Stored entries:
- - -
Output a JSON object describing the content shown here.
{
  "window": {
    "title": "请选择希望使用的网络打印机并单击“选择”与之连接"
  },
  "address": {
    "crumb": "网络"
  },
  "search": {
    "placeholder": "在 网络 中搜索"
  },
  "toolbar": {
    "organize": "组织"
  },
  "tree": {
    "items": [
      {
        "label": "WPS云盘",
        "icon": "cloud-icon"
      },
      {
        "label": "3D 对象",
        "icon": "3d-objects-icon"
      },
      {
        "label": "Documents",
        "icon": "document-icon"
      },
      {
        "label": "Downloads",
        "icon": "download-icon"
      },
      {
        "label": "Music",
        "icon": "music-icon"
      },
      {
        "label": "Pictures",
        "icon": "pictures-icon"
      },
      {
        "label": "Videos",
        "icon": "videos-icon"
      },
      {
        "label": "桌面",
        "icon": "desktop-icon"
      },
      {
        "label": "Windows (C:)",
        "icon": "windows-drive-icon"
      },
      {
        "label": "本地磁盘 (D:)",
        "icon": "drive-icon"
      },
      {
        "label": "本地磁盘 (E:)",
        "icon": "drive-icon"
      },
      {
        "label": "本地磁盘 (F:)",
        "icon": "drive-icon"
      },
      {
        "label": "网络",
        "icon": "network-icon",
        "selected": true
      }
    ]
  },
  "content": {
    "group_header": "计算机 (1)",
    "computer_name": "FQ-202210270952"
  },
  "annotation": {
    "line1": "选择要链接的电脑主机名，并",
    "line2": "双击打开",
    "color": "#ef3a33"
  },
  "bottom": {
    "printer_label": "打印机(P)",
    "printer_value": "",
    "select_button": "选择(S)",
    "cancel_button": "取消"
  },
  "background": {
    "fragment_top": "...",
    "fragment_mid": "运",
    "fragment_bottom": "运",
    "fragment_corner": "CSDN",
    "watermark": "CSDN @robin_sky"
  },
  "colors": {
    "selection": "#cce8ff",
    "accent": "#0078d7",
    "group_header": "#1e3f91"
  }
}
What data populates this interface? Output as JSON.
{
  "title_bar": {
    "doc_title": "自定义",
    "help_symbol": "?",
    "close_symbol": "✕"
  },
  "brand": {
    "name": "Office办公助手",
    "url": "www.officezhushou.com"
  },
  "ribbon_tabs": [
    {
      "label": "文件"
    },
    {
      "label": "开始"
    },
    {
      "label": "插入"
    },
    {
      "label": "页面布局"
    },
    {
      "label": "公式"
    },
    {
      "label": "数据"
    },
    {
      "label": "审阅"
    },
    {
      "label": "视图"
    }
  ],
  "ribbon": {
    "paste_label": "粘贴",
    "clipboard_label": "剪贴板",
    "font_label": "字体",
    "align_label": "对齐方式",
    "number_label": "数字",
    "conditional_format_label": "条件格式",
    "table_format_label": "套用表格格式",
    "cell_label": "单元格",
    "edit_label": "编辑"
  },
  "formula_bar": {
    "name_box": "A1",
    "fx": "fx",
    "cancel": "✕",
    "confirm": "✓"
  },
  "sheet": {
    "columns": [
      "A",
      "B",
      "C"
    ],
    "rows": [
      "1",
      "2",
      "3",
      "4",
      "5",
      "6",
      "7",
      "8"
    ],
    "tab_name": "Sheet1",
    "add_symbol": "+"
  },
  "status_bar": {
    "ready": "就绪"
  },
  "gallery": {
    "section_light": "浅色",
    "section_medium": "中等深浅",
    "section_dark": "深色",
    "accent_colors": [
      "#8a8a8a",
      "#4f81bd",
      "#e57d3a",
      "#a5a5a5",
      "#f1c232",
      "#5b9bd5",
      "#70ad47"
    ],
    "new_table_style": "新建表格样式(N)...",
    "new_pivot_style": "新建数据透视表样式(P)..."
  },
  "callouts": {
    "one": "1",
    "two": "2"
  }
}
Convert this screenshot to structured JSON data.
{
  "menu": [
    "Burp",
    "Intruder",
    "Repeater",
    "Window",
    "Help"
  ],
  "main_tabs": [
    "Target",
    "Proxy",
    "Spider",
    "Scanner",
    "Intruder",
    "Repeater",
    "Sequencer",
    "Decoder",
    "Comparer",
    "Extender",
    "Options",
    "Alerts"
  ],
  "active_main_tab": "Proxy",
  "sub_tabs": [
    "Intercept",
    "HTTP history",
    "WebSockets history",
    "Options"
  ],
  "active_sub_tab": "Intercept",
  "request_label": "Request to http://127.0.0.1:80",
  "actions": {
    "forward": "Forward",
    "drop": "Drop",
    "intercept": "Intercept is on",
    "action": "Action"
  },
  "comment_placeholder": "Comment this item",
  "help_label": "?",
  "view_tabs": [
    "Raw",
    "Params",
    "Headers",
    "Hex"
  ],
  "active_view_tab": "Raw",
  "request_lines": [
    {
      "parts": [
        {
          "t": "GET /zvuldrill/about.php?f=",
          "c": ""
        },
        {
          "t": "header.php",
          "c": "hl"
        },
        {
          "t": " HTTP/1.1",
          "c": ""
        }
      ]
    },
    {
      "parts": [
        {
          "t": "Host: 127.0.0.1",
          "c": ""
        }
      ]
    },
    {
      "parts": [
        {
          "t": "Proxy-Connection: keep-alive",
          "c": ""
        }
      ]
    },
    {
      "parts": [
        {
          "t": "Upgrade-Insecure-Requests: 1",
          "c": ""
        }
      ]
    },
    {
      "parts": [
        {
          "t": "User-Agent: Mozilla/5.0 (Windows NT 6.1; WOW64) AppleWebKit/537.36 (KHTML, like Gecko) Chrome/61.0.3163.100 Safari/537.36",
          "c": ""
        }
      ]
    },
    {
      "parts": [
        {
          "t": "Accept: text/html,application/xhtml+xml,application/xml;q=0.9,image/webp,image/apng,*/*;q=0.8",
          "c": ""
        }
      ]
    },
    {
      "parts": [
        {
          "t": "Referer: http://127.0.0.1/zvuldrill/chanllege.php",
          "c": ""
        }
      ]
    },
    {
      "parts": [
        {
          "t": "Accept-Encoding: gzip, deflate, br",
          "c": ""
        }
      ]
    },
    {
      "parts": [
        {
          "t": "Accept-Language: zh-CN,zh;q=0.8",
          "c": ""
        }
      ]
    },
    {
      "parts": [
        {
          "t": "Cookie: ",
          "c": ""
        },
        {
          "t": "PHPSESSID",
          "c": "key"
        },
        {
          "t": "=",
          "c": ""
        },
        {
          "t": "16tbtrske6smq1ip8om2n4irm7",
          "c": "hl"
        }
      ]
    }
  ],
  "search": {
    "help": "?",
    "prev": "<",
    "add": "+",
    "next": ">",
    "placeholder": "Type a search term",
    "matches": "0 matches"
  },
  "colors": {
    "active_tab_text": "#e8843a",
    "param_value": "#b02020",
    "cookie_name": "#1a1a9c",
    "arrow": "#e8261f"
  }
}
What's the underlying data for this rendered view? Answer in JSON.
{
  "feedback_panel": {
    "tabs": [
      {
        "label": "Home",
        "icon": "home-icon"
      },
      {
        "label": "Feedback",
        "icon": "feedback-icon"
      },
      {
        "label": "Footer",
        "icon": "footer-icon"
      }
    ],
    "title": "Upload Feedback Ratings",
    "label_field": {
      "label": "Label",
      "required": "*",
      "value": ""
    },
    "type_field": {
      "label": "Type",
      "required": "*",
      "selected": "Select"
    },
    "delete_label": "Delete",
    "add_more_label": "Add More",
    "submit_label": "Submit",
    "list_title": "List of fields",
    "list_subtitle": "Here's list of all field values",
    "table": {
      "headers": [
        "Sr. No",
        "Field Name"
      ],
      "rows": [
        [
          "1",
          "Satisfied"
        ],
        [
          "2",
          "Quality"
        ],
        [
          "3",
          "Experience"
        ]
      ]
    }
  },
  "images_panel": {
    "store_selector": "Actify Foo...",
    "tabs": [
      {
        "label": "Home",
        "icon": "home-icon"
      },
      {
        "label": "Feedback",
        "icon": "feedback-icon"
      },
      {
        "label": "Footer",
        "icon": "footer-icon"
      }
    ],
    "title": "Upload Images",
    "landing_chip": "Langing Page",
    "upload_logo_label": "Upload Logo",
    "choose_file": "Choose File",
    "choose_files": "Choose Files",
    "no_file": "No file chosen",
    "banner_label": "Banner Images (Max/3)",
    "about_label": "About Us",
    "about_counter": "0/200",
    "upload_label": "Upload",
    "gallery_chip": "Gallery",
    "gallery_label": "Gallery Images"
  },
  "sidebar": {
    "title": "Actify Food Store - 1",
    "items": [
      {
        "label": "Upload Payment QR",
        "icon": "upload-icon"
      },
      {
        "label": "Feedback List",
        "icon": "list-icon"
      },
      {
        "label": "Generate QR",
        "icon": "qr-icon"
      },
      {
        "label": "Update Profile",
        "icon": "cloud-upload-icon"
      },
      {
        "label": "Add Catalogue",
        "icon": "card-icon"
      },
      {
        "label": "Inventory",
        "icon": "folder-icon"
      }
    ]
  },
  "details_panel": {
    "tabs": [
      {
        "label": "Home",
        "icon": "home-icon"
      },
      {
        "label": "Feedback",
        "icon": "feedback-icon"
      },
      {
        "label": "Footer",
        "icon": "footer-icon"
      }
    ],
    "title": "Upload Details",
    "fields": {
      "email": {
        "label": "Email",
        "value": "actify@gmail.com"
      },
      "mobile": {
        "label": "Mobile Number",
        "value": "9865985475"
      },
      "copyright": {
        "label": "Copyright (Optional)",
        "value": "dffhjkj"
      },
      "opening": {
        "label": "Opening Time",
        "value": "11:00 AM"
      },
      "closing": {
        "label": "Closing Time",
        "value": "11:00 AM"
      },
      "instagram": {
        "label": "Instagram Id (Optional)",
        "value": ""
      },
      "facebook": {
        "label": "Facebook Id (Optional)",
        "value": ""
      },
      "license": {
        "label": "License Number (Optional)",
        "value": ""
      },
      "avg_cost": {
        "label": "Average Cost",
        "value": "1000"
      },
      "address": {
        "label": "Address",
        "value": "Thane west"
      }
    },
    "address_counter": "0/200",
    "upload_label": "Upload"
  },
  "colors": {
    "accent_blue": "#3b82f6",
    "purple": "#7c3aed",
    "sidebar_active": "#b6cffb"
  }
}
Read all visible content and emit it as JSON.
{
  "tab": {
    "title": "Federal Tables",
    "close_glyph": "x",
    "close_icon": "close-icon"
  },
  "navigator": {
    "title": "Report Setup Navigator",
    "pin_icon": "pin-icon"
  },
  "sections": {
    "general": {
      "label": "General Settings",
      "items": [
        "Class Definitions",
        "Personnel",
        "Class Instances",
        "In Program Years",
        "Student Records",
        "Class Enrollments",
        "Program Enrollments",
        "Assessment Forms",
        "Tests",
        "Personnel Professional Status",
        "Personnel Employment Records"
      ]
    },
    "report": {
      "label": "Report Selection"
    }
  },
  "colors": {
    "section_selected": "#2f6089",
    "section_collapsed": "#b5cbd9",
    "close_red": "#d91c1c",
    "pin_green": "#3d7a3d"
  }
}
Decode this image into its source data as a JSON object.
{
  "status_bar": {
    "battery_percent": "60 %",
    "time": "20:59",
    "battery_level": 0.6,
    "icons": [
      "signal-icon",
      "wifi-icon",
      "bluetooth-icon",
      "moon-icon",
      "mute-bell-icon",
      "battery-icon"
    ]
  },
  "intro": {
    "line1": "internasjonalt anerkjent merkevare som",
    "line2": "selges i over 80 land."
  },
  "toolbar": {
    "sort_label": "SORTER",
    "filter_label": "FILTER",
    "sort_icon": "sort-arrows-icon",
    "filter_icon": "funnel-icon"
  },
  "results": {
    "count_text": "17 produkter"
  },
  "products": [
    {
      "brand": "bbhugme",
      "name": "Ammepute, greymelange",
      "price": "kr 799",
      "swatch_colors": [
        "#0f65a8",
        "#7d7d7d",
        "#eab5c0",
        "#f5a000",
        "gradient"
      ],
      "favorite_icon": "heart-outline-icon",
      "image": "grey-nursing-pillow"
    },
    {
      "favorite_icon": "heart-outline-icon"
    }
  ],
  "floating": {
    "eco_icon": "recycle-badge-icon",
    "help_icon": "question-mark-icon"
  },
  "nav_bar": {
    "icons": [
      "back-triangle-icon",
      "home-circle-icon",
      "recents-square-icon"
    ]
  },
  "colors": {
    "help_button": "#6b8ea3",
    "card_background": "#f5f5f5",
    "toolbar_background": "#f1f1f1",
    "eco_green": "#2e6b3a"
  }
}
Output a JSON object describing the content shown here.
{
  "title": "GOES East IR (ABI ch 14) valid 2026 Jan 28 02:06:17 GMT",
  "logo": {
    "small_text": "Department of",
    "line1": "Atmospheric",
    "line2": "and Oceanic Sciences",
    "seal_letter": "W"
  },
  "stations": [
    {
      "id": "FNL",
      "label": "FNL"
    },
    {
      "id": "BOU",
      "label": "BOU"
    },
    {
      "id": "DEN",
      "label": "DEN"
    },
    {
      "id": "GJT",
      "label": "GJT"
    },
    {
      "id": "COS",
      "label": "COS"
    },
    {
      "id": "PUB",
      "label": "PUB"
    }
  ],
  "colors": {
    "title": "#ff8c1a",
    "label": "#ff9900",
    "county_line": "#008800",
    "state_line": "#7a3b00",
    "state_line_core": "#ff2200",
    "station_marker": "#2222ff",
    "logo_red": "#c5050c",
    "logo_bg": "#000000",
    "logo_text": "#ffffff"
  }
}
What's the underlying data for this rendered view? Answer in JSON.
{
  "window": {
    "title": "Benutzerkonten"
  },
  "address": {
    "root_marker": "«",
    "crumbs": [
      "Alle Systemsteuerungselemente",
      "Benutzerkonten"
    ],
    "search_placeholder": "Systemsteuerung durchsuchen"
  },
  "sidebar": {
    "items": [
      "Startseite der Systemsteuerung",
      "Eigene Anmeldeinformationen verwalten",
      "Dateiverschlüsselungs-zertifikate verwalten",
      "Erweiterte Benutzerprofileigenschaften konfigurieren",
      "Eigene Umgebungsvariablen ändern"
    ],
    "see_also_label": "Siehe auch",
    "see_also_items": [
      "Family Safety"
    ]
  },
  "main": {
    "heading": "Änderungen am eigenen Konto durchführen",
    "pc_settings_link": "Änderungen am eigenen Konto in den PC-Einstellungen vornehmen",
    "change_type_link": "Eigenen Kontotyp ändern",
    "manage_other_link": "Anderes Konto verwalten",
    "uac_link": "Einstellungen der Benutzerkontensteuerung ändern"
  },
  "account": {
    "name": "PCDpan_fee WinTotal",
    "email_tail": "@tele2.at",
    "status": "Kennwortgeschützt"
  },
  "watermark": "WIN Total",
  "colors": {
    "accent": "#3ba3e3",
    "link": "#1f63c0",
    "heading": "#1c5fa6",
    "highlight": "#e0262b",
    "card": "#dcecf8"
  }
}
- - -
▶ Task goal
Point out every line holding the string "Intercept" and copy it.

▶ Exercise answer
    "Intercept",
  "active_sub_tab": "Intercept",
    "intercept": "Intercept is on",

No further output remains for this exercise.